4. Sub-additive Delay Composition
Uniprocessor
schedulability results are “easy” because delays on a single
processor compose by addition. If task A is preempted by task B and task C,
then it is preempted by the sum of B’s and C’s (worst case)
computation times. This additive property is the foundation for schedulability
analysis expressions for uniprocessors. The problem with distributed systems is
that delays do not necessarily compose additively. For example, if task A is
preempted by B and C on processors X and Y, where X and Y form a pipeline, then
task A is not necessarily preempted by the sum of B’s and C’s
(worst case) computation times on X and Y. This is due to the inherent
concurrency in distributed systems. If A waits for B and C on processor X, then
while A finally executes on X, B and C might execute on Y. Hence, A does not
wait for all of B and C on Y. The delay composition is therefore sub-additive.
The interesting question is, can we describe how delays compose in distributed
systems? The following papers derived the basic delay composition theorems for
resource pipelines and directed acyclic graphs:
The
above papers lead to the development of a delay composition algebra. It enables
a new approach to schedulability analysis in distributed systems: namely, a
reduction-based approach. The
algebra reduces distributed system workload to an equivalent uniprocessor
workload that can be analyzed using uniprocessor schedulability analysis
techniques to infer end-to-end delay and schedulability properties of each of
the original distributed jobs.

= = = = = = =

» Tasks to complete
1. Copy out the rows from the first one through the line containing "bar-bdc_apellido_2: [194, 193, 286, 234]", including both.
2. Pick up the text on sub-additive delay composition after its last sentence and continue it.
The text and the rows have nothing to do with each other.

= = = = = = =

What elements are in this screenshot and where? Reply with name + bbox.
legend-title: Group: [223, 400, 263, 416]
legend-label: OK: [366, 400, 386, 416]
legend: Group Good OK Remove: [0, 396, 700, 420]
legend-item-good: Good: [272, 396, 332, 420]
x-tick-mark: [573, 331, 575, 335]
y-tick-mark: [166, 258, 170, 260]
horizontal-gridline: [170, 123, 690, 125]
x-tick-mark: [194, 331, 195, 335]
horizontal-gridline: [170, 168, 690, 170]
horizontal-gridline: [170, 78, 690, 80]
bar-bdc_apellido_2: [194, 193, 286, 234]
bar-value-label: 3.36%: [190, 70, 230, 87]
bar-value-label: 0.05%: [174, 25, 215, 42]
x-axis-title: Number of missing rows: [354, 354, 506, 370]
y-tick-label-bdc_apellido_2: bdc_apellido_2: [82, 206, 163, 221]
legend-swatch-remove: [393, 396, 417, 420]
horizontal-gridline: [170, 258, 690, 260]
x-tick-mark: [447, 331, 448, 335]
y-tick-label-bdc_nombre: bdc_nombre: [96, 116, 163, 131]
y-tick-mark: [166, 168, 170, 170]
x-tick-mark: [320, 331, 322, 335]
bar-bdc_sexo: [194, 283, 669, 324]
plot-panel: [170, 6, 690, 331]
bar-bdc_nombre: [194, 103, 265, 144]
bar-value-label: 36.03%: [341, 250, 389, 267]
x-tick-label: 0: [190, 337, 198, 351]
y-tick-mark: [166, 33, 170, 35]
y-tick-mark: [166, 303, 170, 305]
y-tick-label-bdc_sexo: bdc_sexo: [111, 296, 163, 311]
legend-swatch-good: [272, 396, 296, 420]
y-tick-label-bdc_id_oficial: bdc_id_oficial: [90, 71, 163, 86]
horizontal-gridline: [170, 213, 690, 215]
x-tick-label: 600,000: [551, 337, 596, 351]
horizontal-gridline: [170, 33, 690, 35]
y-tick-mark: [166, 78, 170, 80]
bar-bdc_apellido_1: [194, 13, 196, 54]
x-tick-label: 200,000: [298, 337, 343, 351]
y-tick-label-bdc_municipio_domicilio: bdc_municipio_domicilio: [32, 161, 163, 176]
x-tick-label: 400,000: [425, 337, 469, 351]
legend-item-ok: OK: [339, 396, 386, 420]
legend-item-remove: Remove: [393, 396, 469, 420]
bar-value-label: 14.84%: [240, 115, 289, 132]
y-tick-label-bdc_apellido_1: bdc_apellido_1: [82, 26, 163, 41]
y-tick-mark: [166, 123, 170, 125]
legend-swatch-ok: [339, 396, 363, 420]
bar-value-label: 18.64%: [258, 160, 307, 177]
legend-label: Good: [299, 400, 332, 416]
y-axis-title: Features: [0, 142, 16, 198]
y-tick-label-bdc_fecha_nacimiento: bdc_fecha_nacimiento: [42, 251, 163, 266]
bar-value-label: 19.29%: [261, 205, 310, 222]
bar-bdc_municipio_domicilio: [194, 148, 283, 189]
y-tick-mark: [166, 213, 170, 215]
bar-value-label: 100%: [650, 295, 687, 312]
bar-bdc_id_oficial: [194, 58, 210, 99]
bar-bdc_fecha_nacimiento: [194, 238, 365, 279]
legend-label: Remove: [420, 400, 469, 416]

= = = = = = =

» Answers in order
1.
What elements are in this screenshot and where? Reply with name + bbox.
legend-title: Group: [223, 400, 263, 416]
legend-label: OK: [366, 400, 386, 416]
legend: Group Good OK Remove: [0, 396, 700, 420]
legend-item-good: Good: [272, 396, 332, 420]
x-tick-mark: [573, 331, 575, 335]
y-tick-mark: [166, 258, 170, 260]
horizontal-gridline: [170, 123, 690, 125]
x-tick-mark: [194, 331, 195, 335]
horizontal-gridline: [170, 168, 690, 170]
horizontal-gridline: [170, 78, 690, 80]
bar-bdc_apellido_2: [194, 193, 286, 234]

2.
5. The Basic Algebra
The
algebraic operators in the delay composition algebra perform reductions on a
resource graph (representing a distributed system) into a smaller graph by
merging nodes. Each node represents a resource in the system and is
characterized by a load matrix that summarizes its workload. When nodes are merged
in the original system, their workloads are merged as well into an equivalent
workload for the resulting node. The main function of the algebraic operators
of delay composition algebra is to perform workload reductions as nodes merge.
The reductions stop when only one node remains, meaning that the distributed
system workload is fully reduced to that of an equivalent uniprocessor.
Analyzing the workload on the resulting uniprocessor using any of the standard
uniprocessor schedulability analysis techniques determines the schedulability
of the original distributed task set.
A key
consideration in developing operators of the new algebra is that the operand
set must be closed under composition. In other words, both the operands and the
result of each operator must have the same structure. As mentioned above, the
operands refer to the load matrices of the nodes being merged. The result is
the load matrix of the resulting merged node. Since merged nodes that result
from composition represent more than one physical node, the workload
representation for a node should be the same whether this node represents a
single resource or the result of merging an entire subsystem. A key
contribution of this project has been the attainment of such a general
representation (the load matrix of a node) and the derivation of simple
algebraic operators that manipulate this representation to reduce distributed
systems workload into a single-node workload that is equivalent from a
schedulability perspective.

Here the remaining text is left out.